Could you show all lines in the entries below that contain the string "name"?

● Provided data:
Content starts
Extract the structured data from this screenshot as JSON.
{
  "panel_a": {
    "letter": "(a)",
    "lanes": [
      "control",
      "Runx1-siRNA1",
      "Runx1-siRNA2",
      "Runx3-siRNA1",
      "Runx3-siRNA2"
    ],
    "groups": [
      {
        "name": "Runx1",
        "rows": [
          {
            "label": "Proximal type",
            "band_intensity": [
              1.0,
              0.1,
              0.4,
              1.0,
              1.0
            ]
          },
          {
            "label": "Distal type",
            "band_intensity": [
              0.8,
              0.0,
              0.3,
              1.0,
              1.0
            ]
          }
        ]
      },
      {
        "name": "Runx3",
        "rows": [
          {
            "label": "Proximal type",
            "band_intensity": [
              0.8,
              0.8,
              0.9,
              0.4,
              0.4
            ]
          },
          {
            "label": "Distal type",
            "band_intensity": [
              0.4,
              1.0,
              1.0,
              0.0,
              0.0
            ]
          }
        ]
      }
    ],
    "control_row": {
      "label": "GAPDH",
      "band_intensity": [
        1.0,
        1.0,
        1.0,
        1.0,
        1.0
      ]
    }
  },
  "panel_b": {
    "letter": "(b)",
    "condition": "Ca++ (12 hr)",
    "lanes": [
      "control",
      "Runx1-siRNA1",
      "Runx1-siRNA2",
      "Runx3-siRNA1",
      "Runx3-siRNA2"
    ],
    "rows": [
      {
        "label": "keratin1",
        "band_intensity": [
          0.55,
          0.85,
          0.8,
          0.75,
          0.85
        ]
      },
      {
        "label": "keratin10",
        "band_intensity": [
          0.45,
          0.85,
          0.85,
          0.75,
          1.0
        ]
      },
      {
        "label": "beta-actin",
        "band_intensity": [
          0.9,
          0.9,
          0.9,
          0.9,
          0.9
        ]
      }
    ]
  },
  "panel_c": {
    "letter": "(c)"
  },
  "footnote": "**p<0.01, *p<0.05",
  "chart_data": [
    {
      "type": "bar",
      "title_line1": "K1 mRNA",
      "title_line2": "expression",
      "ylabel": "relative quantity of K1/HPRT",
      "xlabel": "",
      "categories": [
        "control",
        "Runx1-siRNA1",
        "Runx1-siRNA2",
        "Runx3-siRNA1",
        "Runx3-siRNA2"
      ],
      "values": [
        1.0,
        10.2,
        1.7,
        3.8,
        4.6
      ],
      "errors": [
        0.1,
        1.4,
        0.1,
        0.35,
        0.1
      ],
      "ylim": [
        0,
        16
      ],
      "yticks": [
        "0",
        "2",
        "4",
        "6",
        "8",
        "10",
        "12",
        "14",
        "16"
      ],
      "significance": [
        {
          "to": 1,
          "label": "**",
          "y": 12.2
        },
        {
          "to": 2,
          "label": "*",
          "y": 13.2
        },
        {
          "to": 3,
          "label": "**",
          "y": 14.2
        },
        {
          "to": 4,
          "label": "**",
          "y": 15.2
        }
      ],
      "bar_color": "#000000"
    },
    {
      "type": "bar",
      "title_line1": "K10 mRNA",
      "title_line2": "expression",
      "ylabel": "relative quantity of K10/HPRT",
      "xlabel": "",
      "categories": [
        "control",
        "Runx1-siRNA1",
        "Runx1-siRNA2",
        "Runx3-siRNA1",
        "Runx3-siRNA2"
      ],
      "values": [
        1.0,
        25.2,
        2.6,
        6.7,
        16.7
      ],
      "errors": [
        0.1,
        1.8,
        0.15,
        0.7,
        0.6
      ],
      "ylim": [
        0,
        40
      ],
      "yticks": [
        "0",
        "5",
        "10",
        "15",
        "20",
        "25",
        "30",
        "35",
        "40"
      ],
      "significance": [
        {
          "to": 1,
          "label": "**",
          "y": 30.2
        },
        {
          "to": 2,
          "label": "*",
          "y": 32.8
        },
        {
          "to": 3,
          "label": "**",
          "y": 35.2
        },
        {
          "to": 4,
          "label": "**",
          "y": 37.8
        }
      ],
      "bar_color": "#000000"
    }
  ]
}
Content ends
Content starts
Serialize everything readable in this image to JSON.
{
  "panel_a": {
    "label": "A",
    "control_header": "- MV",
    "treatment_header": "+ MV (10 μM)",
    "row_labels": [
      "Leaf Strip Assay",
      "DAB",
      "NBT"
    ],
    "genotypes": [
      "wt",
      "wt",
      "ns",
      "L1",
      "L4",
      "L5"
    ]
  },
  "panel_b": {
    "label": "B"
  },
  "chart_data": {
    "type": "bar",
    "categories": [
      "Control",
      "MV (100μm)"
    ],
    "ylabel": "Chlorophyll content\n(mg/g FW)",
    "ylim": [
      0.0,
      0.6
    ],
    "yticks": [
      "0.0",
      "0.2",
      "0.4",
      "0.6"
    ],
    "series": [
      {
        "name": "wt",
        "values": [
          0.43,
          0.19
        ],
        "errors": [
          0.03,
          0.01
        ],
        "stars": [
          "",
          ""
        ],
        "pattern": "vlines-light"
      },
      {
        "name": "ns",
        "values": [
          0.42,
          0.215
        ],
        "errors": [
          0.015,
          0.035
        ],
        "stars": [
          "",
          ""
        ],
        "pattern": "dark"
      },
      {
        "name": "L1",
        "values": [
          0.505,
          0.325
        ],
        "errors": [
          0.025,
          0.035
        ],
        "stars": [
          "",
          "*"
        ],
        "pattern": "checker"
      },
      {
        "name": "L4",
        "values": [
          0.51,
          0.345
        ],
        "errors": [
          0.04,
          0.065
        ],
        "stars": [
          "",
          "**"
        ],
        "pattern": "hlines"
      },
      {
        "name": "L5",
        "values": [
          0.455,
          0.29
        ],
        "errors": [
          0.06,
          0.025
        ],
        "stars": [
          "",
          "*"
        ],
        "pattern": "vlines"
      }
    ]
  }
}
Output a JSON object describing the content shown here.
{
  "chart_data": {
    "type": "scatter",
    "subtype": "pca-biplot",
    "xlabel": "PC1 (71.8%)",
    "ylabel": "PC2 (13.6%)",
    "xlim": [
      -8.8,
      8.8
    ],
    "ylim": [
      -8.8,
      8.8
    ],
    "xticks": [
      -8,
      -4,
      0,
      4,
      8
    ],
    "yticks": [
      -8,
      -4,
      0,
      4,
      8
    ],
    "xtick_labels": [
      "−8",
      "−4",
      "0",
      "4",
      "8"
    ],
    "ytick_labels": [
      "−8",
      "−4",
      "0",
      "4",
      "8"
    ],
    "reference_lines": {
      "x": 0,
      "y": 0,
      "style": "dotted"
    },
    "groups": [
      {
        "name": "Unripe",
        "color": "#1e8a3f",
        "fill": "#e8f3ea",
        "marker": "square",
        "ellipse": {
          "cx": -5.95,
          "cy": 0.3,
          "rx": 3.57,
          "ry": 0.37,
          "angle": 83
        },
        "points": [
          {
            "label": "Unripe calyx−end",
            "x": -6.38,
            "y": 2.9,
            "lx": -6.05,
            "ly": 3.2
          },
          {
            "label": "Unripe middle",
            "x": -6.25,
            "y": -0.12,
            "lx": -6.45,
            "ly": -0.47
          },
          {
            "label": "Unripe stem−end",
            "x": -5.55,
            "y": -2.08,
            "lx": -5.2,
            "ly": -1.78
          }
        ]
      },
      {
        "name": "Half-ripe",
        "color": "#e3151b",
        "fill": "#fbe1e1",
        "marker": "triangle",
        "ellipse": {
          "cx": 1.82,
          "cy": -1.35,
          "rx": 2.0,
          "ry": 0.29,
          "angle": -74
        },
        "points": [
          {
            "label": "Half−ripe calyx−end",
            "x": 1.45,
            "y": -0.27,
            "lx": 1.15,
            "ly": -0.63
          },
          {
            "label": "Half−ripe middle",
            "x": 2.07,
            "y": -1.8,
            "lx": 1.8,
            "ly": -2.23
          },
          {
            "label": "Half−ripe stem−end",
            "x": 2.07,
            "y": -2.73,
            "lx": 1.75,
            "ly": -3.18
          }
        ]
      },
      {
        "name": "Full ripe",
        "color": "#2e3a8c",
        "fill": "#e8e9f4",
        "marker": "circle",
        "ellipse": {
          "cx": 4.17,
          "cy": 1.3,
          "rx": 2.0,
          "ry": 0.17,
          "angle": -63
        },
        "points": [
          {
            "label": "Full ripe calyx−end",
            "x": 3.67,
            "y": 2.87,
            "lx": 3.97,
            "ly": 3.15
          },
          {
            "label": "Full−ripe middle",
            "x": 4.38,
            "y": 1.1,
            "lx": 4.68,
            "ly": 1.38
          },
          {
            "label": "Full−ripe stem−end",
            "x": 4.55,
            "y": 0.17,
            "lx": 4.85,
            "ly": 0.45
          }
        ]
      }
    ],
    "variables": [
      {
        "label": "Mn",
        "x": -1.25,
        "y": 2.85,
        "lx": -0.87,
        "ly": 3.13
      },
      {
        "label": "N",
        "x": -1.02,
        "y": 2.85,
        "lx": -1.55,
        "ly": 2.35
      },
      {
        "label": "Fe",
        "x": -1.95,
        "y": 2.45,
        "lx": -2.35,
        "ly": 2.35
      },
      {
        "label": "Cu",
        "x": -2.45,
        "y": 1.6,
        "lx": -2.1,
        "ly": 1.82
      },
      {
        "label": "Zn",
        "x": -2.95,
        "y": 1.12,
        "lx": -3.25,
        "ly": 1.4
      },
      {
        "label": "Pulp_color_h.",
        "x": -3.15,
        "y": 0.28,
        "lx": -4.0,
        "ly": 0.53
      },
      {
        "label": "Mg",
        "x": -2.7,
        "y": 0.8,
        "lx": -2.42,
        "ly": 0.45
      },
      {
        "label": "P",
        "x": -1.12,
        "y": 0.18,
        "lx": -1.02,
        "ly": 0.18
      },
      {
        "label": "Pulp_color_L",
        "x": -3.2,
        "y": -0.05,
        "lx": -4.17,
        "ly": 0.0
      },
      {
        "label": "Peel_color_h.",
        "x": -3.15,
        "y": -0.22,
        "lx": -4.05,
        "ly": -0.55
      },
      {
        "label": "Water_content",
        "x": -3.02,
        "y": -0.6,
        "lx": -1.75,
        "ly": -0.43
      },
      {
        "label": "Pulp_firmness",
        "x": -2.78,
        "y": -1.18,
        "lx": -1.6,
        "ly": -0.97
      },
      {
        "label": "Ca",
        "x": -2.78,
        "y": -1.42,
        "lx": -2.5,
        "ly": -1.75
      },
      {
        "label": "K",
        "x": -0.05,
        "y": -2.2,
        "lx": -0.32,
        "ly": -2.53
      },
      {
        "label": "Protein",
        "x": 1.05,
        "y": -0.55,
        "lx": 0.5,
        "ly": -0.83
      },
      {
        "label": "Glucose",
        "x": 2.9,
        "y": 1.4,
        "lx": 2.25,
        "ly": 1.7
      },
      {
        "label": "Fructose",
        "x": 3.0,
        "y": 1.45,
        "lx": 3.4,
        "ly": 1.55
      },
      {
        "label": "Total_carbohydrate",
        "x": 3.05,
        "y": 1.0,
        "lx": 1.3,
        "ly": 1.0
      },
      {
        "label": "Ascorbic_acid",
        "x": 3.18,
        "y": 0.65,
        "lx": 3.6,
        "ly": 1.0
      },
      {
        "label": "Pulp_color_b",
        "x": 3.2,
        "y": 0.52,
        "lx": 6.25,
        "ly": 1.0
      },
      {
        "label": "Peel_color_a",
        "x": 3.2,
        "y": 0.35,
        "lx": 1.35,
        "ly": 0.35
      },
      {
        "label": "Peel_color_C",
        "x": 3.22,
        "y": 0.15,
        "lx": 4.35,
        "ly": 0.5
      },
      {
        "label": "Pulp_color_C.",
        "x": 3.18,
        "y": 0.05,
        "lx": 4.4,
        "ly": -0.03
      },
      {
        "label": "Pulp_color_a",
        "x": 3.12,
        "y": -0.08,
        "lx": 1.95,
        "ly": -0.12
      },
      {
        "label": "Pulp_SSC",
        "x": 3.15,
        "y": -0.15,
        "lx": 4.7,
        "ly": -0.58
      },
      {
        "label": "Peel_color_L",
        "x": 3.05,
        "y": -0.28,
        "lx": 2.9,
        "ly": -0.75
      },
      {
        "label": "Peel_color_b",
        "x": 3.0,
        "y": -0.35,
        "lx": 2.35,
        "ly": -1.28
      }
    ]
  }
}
Content ends
● Answer box:
        "name": "Runx1",
        "name": "Runx3",
        "name": "wt",
        "name": "ns",
        "name": "L1",
        "name": "L4",
        "name": "L5",
        "name": "Unripe",
        "name": "Half-ripe",
        "name": "Full ripe",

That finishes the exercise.